◆ **Instruction**:
Below are the records; collect from them each line containing the string "συμβουλευτικής".

** start **

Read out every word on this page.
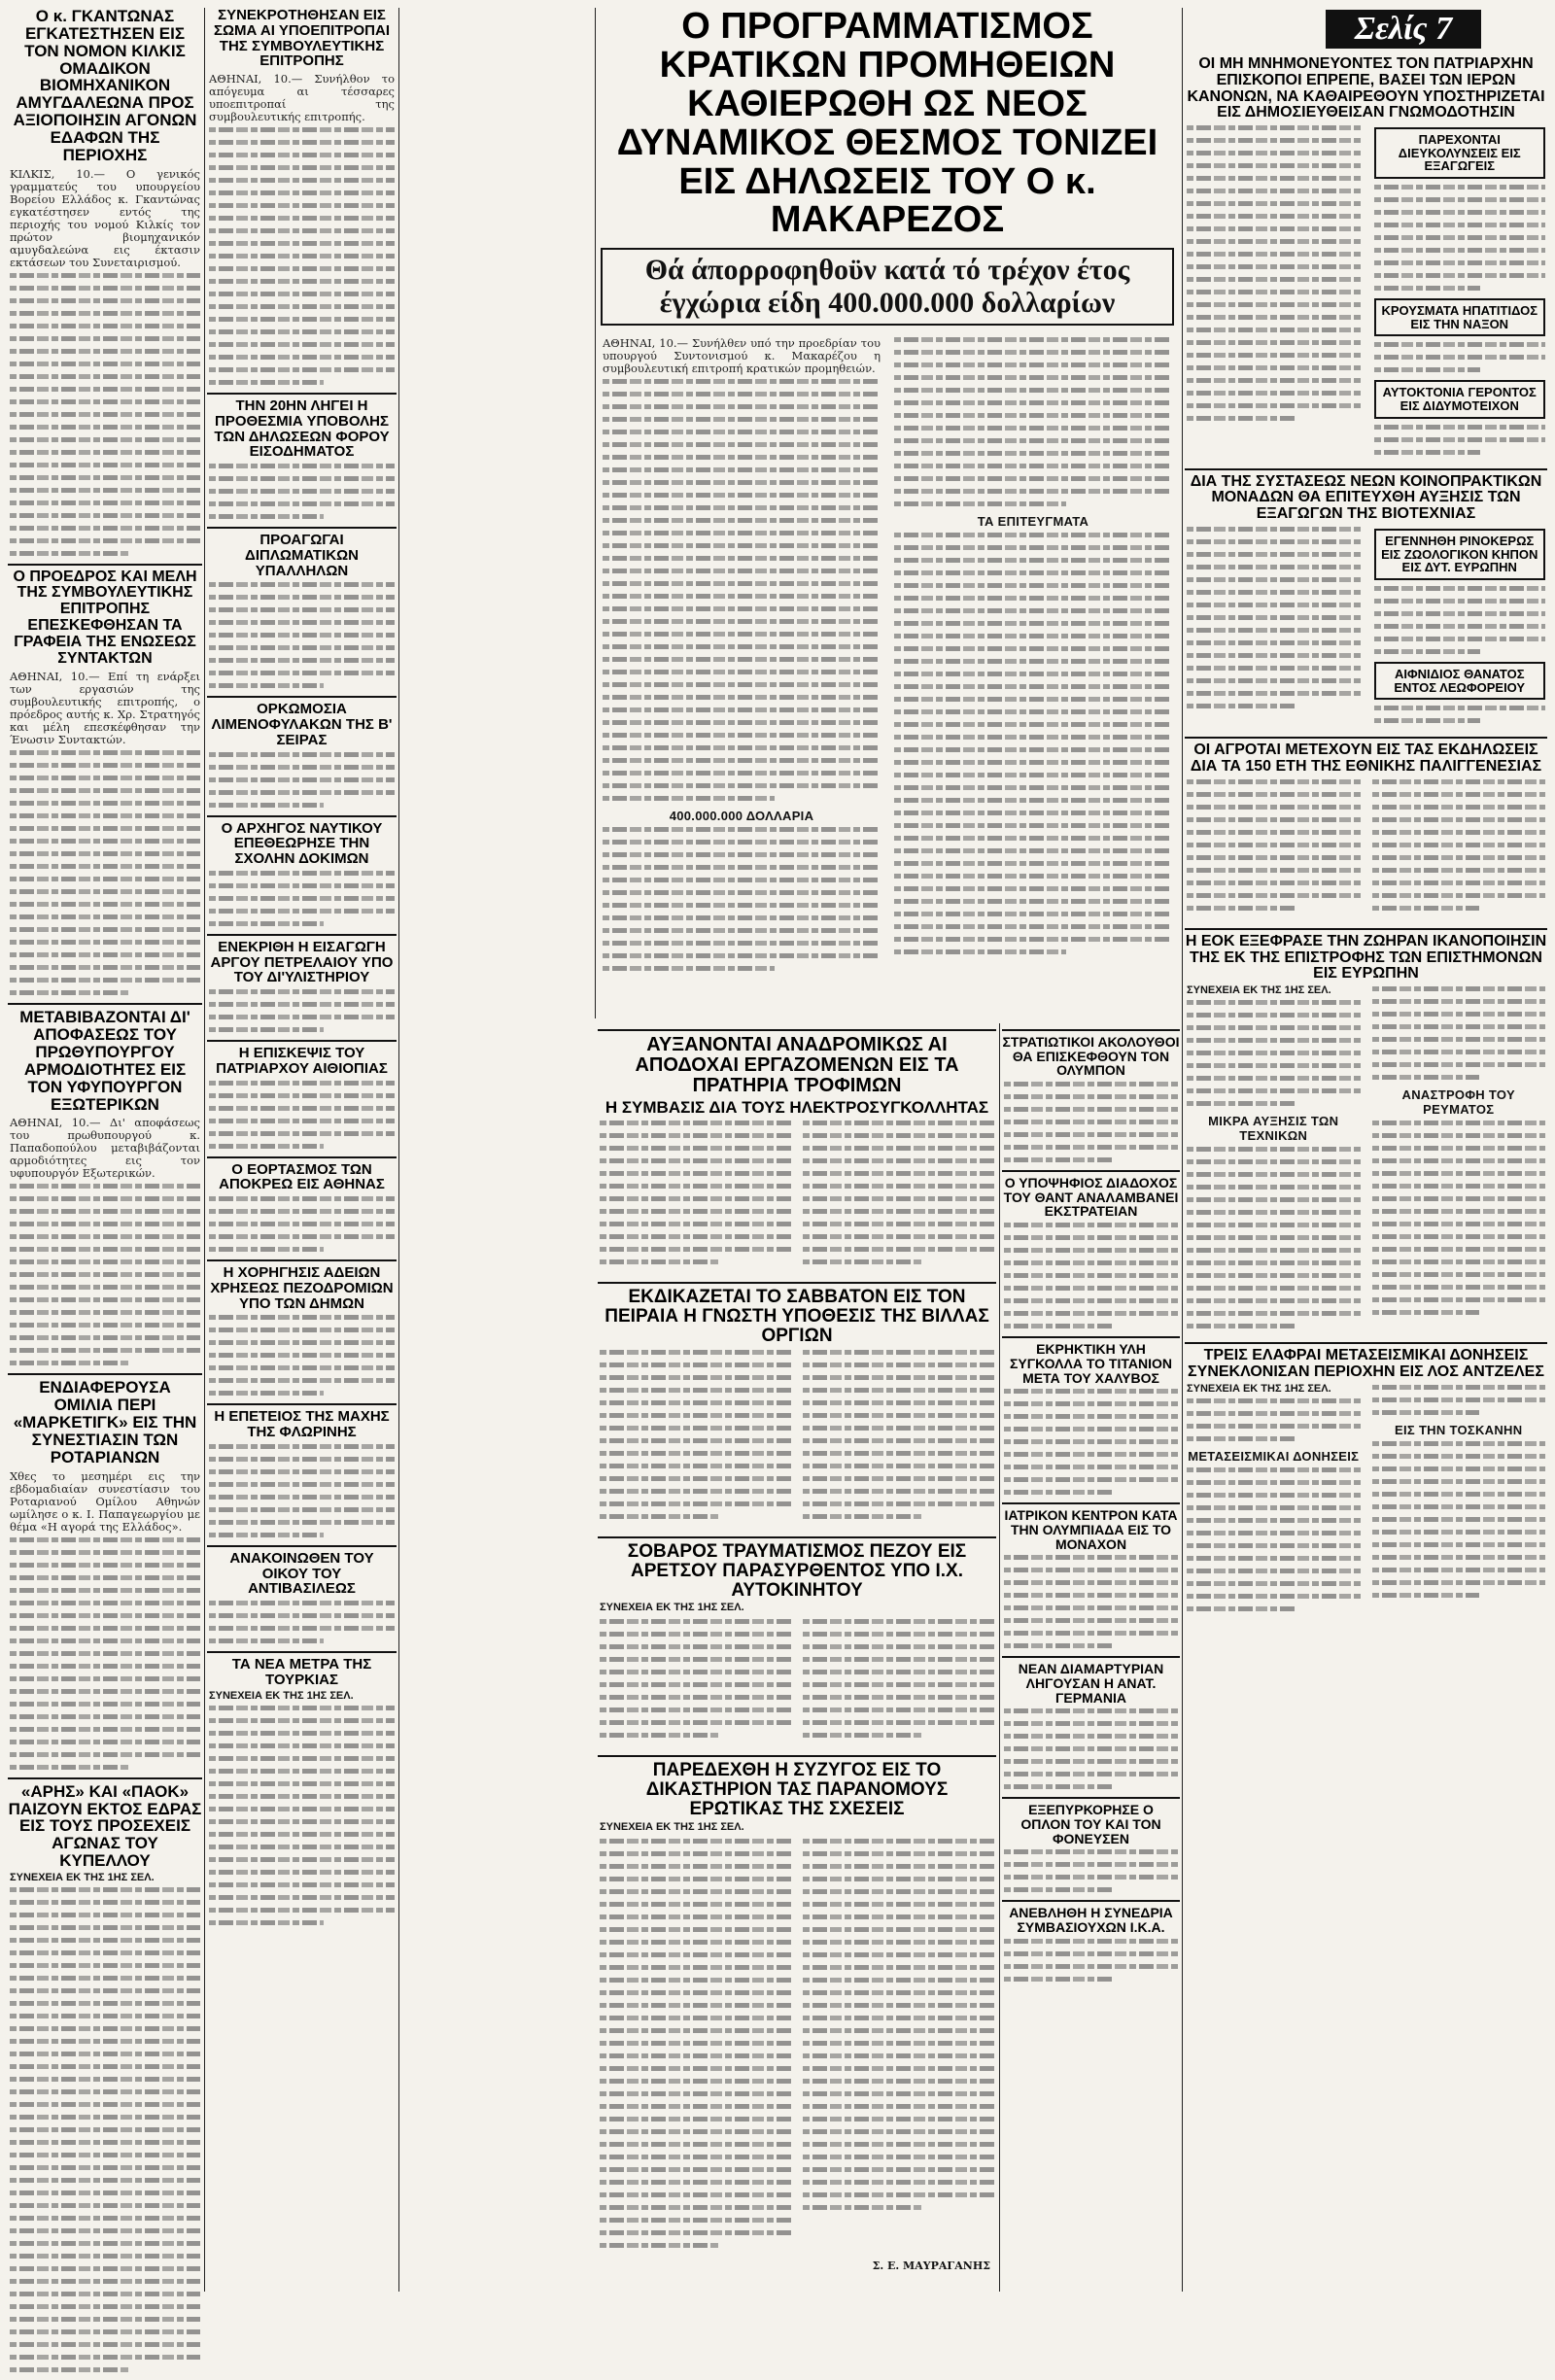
Ο κ. ΓΚΑΝΤΩΝΑΣ ΕΓΚΑΤΕΣΤΗΣΕΝ ΕΙΣ ΤΟΝ ΝΟΜΟΝ ΚΙΛΚΙΣ ΟΜΑΔΙΚΟΝ ΒΙΟΜΗΧΑΝΙΚΟΝ ΑΜΥΓΔΑΛΕΩΝΑ ΠΡΟΣ ΑΞΙΟΠΟΙΗΣΙΝ ΑΓΟΝΩΝ ΕΔΑΦΩΝ ΤΗΣ ΠΕΡΙΟΧΗΣ

ΚΙΛΚΙΣ, 10.— Ο γενικός γραμματεύς του υπουργείου Βορείου Ελλάδος κ. Γκαντώνας εγκατέστησεν εντός της περιοχής του νομού Κιλκίς τον πρώτον βιομηχανικόν αμυγδαλεώνα εις έκτασιν εκτάσεων του Συνεταιρισμού.

Ο ΠΡΟΕΔΡΟΣ ΚΑΙ ΜΕΛΗ ΤΗΣ ΣΥΜΒΟΥΛΕΥΤΙΚΗΣ ΕΠΙΤΡΟΠΗΣ ΕΠΕΣΚΕΦΘΗΣΑΝ ΤΑ ΓΡΑΦΕΙΑ ΤΗΣ ΕΝΩΣΕΩΣ ΣΥΝΤΑΚΤΩΝ

ΑΘΗΝΑΙ, 10.— Επί τη ενάρξει των εργασιών της συμβουλευτικής επιτροπής, ο πρόεδρος αυτής κ. Χρ. Στρατηγός και μέλη επεσκέφθησαν την Ένωσιν Συντακτών.

ΜΕΤΑΒΙΒΑΖΟΝΤΑΙ ΔΙ' ΑΠΟΦΑΣΕΩΣ ΤΟΥ ΠΡΩΘΥΠΟΥΡΓΟΥ ΑΡΜΟΔΙΟΤΗΤΕΣ ΕΙΣ ΤΟΝ ΥΦΥΠΟΥΡΓΟΝ ΕΞΩΤΕΡΙΚΩΝ

ΑΘΗΝΑΙ, 10.— Δι' αποφάσεως του πρωθυπουργού κ. Παπαδοπούλου μεταβιβάζονται αρμοδιότητες εις τον υφυπουργόν Εξωτερικών.

ΕΝΔΙΑΦΕΡΟΥΣΑ ΟΜΙΛΙΑ ΠΕΡΙ «ΜΑΡΚΕΤΙΓΚ» ΕΙΣ ΤΗΝ ΣΥΝΕΣΤΙΑΣΙΝ ΤΩΝ ΡΟΤΑΡΙΑΝΩΝ

Χθες το μεσημέρι εις την εβδομαδιαίαν συνεστίασιν του Ροταριανού Ομίλου Αθηνών ωμίλησε ο κ. Ι. Παπαγεωργίου με θέμα «Η αγορά της Ελλάδος».

«ΑΡΗΣ» ΚΑΙ «ΠΑΟΚ» ΠΑΙΖΟΥΝ ΕΚΤΟΣ ΕΔΡΑΣ ΕΙΣ ΤΟΥΣ ΠΡΟΣΕΧΕΙΣ ΑΓΩΝΑΣ ΤΟΥ ΚΥΠΕΛΛΟΥ
ΣΥΝΕΧΕΙΑ ΕΚ ΤΗΣ 1ΗΣ ΣΕΛ.
ΣΥΝΕΚΡΟΤΗΘΗΣΑΝ ΕΙΣ ΣΩΜΑ ΑΙ ΥΠΟΕΠΙΤΡΟΠΑΙ ΤΗΣ ΣΥΜΒΟΥΛΕΥΤΙΚΗΣ ΕΠΙΤΡΟΠΗΣ

ΑΘΗΝΑΙ, 10.— Συνήλθον το απόγευμα αι τέσσαρες υποεπιτροπαί της συμβουλευτικής επιτροπής.

ΤΗΝ 20ΗΝ ΛΗΓΕΙ Η ΠΡΟΘΕΣΜΙΑ ΥΠΟΒΟΛΗΣ ΤΩΝ ΔΗΛΩΣΕΩΝ ΦΟΡΟΥ ΕΙΣΟΔΗΜΑΤΟΣ
ΠΡΟΑΓΩΓΑΙ ΔΙΠΛΩΜΑΤΙΚΩΝ ΥΠΑΛΛΗΛΩΝ
ΟΡΚΩΜΟΣΙΑ ΛΙΜΕΝΟΦΥΛΑΚΩΝ ΤΗΣ Β' ΣΕΙΡΑΣ
Ο ΑΡΧΗΓΟΣ ΝΑΥΤΙΚΟΥ ΕΠΕΘΕΩΡΗΣΕ ΤΗΝ ΣΧΟΛΗΝ ΔΟΚΙΜΩΝ
ΕΝΕΚΡΙΘΗ Η ΕΙΣΑΓΩΓΗ ΑΡΓΟΥ ΠΕΤΡΕΛΑΙΟΥ ΥΠΟ ΤΟΥ ΔΙ'ΥΛΙΣΤΗΡΙΟΥ
Η ΕΠΙΣΚΕΨΙΣ ΤΟΥ ΠΑΤΡΙΑΡΧΟΥ ΑΙΘΙΟΠΙΑΣ
Ο ΕΟΡΤΑΣΜΟΣ ΤΩΝ ΑΠΟΚΡΕΩ ΕΙΣ ΑΘΗΝΑΣ
Η ΧΟΡΗΓΗΣΙΣ ΑΔΕΙΩΝ ΧΡΗΣΕΩΣ ΠΕΖΟΔΡΟΜΙΩΝ ΥΠΟ ΤΩΝ ΔΗΜΩΝ
Η ΕΠΕΤΕΙΟΣ ΤΗΣ ΜΑΧΗΣ ΤΗΣ ΦΛΩΡΙΝΗΣ
ΑΝΑΚΟΙΝΩΘΕΝ ΤΟΥ ΟΙΚΟΥ ΤΟΥ ΑΝΤΙΒΑΣΙΛΕΩΣ
ΤΑ ΝΕΑ ΜΕΤΡΑ ΤΗΣ ΤΟΥΡΚΙΑΣ
ΣΥΝΕΧΕΙΑ ΕΚ ΤΗΣ 1ΗΣ ΣΕΛ.
Ο ΠΡΟΓΡΑΜΜΑΤΙΣΜΟΣ ΚΡΑΤΙΚΩΝ ΠΡΟΜΗΘΕΙΩΝ ΚΑΘΙΕΡΩΘΗ ΩΣ ΝΕΟΣ ΔΥΝΑΜΙΚΟΣ ΘΕΣΜΟΣ ΤΟΝΙΖΕΙ ΕΙΣ ΔΗΛΩΣΕΙΣ ΤΟΥ Ο κ. ΜΑΚΑΡΕΖΟΣ
Θά άπορροφηθοϋν κατά τό τρέχον έτος έγχώρια είδη 400.000.000 δολλαρίων

ΑΘΗΝΑΙ, 10.— Συνήλθεν υπό την προεδρίαν του υπουργού Συντονισμού κ. Μακαρέζου η συμβουλευτική επιτροπή κρατικών προμηθειών.

400.000.000 ΔΟΛΛΑΡΙΑ
ΤΑ ΕΠΙΤΕΥΓΜΑΤΑ
ΑΥΞΑΝΟΝΤΑΙ ΑΝΑΔΡΟΜΙΚΩΣ ΑΙ ΑΠΟΔΟΧΑΙ ΕΡΓΑΖΟΜΕΝΩΝ ΕΙΣ ΤΑ ΠΡΑΤΗΡΙΑ ΤΡΟΦΙΜΩΝ
Η ΣΥΜΒΑΣΙΣ ΔΙΑ ΤΟΥΣ ΗΛΕΚΤΡΟΣΥΓΚΟΛΛΗΤΑΣ
ΕΚΔΙΚΑΖΕΤΑΙ ΤΟ ΣΑΒΒΑΤΟΝ ΕΙΣ ΤΟΝ ΠΕΙΡΑΙΑ Η ΓΝΩΣΤΗ ΥΠΟΘΕΣΙΣ ΤΗΣ ΒΙΛΛΑΣ ΟΡΓΙΩΝ
ΣΟΒΑΡΟΣ ΤΡΑΥΜΑΤΙΣΜΟΣ ΠΕΖΟΥ ΕΙΣ ΑΡΕΤΣΟΥ ΠΑΡΑΣΥΡΘΕΝΤΟΣ ΥΠΟ Ι.Χ. ΑΥΤΟΚΙΝΗΤΟΥ
ΣΥΝΕΧΕΙΑ ΕΚ ΤΗΣ 1ΗΣ ΣΕΛ.
ΠΑΡΕΔΕΧΘΗ Η ΣΥΖΥΓΟΣ ΕΙΣ ΤΟ ΔΙΚΑΣΤΗΡΙΟΝ ΤΑΣ ΠΑΡΑΝΟΜΟΥΣ ΕΡΩΤΙΚΑΣ ΤΗΣ ΣΧΕΣΕΙΣ
ΣΥΝΕΧΕΙΑ ΕΚ ΤΗΣ 1ΗΣ ΣΕΛ.
Σ. Ε. ΜΑΥΡΑΓΑΝΗΣ
ΣΤΡΑΤΙΩΤΙΚΟΙ ΑΚΟΛΟΥΘΟΙ ΘΑ ΕΠΙΣΚΕΦΘΟΥΝ ΤΟΝ ΟΛΥΜΠΟΝ
Ο ΥΠΟΨΗΦΙΟΣ ΔΙΑΔΟΧΟΣ ΤΟΥ ΘΑΝΤ ΑΝΑΛΑΜΒΑΝΕΙ ΕΚΣΤΡΑΤΕΙΑΝ
ΕΚΡΗΚΤΙΚΗ ΥΛΗ ΣΥΓΚΟΛΛΑ ΤΟ ΤΙΤΑΝΙΟΝ ΜΕΤΑ ΤΟΥ ΧΑΛΥΒΟΣ
ΙΑΤΡΙΚΟΝ ΚΕΝΤΡΟΝ ΚΑΤΑ ΤΗΝ ΟΛΥΜΠΙΑΔΑ ΕΙΣ ΤΟ ΜΟΝΑΧΟΝ
ΝΕΑΝ ΔΙΑΜΑΡΤΥΡΙΑΝ ΛΗΓΟΥΣΑΝ Η ΑΝΑΤ. ΓΕΡΜΑΝΙΑ
ΕΞΕΠΥΡΚΟΡΗΣΕ Ο ΟΠΛΟΝ ΤΟΥ ΚΑΙ ΤΟΝ ΦΟΝΕΥΣΕΝ
ΑΝΕΒΛΗΘΗ Η ΣΥΝΕΔΡΙΑ ΣΥΜΒΑΣΙΟΥΧΩΝ Ι.Κ.Α.
Σελίς 7
ΟΙ ΜΗ ΜΝΗΜΟΝΕΥΟΝΤΕΣ ΤΟΝ ΠΑΤΡΙΑΡΧΗΝ ΕΠΙΣΚΟΠΟΙ ΕΠΡΕΠΕ, ΒΑΣΕΙ ΤΩΝ ΙΕΡΩΝ ΚΑΝΟΝΩΝ, ΝΑ ΚΑΘΑΙΡΕΘΟΥΝ ΥΠΟΣΤΗΡΙΖΕΤΑΙ ΕΙΣ ΔΗΜΟΣΙΕΥΘΕΙΣΑΝ ΓΝΩΜΟΔΟΤΗΣΙΝ
ΠΑΡΕΧΟΝΤΑΙ ΔΙΕΥΚΟΛΥΝΣΕΙΣ ΕΙΣ ΕΞΑΓΩΓΕΙΣ
ΚΡΟΥΣΜΑΤΑ ΗΠΑΤΙΤΙΔΟΣ ΕΙΣ ΤΗΝ ΝΑΞΟΝ
ΑΥΤΟΚΤΟΝΙΑ ΓΕΡΟΝΤΟΣ ΕΙΣ ΔΙΔΥΜΟΤΕΙΧΟΝ
ΔΙΑ ΤΗΣ ΣΥΣΤΑΣΕΩΣ ΝΕΩΝ ΚΟΙΝΟΠΡΑΚΤΙΚΩΝ ΜΟΝΑΔΩΝ ΘΑ ΕΠΙΤΕΥΧΘΗ ΑΥΞΗΣΙΣ ΤΩΝ ΕΞΑΓΩΓΩΝ ΤΗΣ ΒΙΟΤΕΧΝΙΑΣ
ΕΓΕΝΝΗΘΗ ΡΙΝΟΚΕΡΩΣ ΕΙΣ ΖΩΟΛΟΓΙΚΟΝ ΚΗΠΟΝ ΕΙΣ ΔΥΤ. ΕΥΡΩΠΗΝ
ΑΙΦΝΙΔΙΟΣ ΘΑΝΑΤΟΣ ΕΝΤΟΣ ΛΕΩΦΟΡΕΙΟΥ
ΟΙ ΑΓΡΟΤΑΙ ΜΕΤΕΧΟΥΝ ΕΙΣ ΤΑΣ ΕΚΔΗΛΩΣΕΙΣ ΔΙΑ ΤΑ 150 ΕΤΗ ΤΗΣ ΕΘΝΙΚΗΣ ΠΑΛΙΓΓΕΝΕΣΙΑΣ
Η ΕΟΚ ΕΞΕΦΡΑΣΕ ΤΗΝ ΖΩΗΡΑΝ ΙΚΑΝΟΠΟΙΗΣΙΝ ΤΗΣ ΕΚ ΤΗΣ ΕΠΙΣΤΡΟΦΗΣ ΤΩΝ ΕΠΙΣΤΗΜΟΝΩΝ ΕΙΣ ΕΥΡΩΠΗΝ
ΣΥΝΕΧΕΙΑ ΕΚ ΤΗΣ 1ΗΣ ΣΕΛ.
ΜΙΚΡΑ ΑΥΞΗΣΙΣ ΤΩΝ ΤΕΧΝΙΚΩΝ
ΑΝΑΣΤΡΟΦΗ ΤΟΥ ΡΕΥΜΑΤΟΣ
ΤΡΕΙΣ ΕΛΑΦΡΑΙ ΜΕΤΑΣΕΙΣΜΙΚΑΙ ΔΟΝΗΣΕΙΣ ΣΥΝΕΚΛΟΝΙΣΑΝ ΠΕΡΙΟΧΗΝ ΕΙΣ ΛΟΣ ΑΝΤΖΕΛΕΣ
ΣΥΝΕΧΕΙΑ ΕΚ ΤΗΣ 1ΗΣ ΣΕΛ.
ΜΕΤΑΣΕΙΣΜΙΚΑΙ ΔΟΝΗΣΕΙΣ
ΕΙΣ ΤΗΝ ΤΟΣΚΑΝΗΝ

** end **

◆ **Solution for this exercise**:
ΑΘΗΝΑΙ, 10.— Επί τη ενάρξει των εργασιών της συμβουλευτικής επιτροπής, ο πρόεδρος αυτής κ. Χρ. Στρατηγός και μέλη επεσκέφθησαν την Ένωσιν Συντακτών.
ΑΘΗΝΑΙ, 10.— Συνήλθον το απόγευμα αι τέσσαρες υποεπιτροπαί της συμβουλευτικής επιτροπής.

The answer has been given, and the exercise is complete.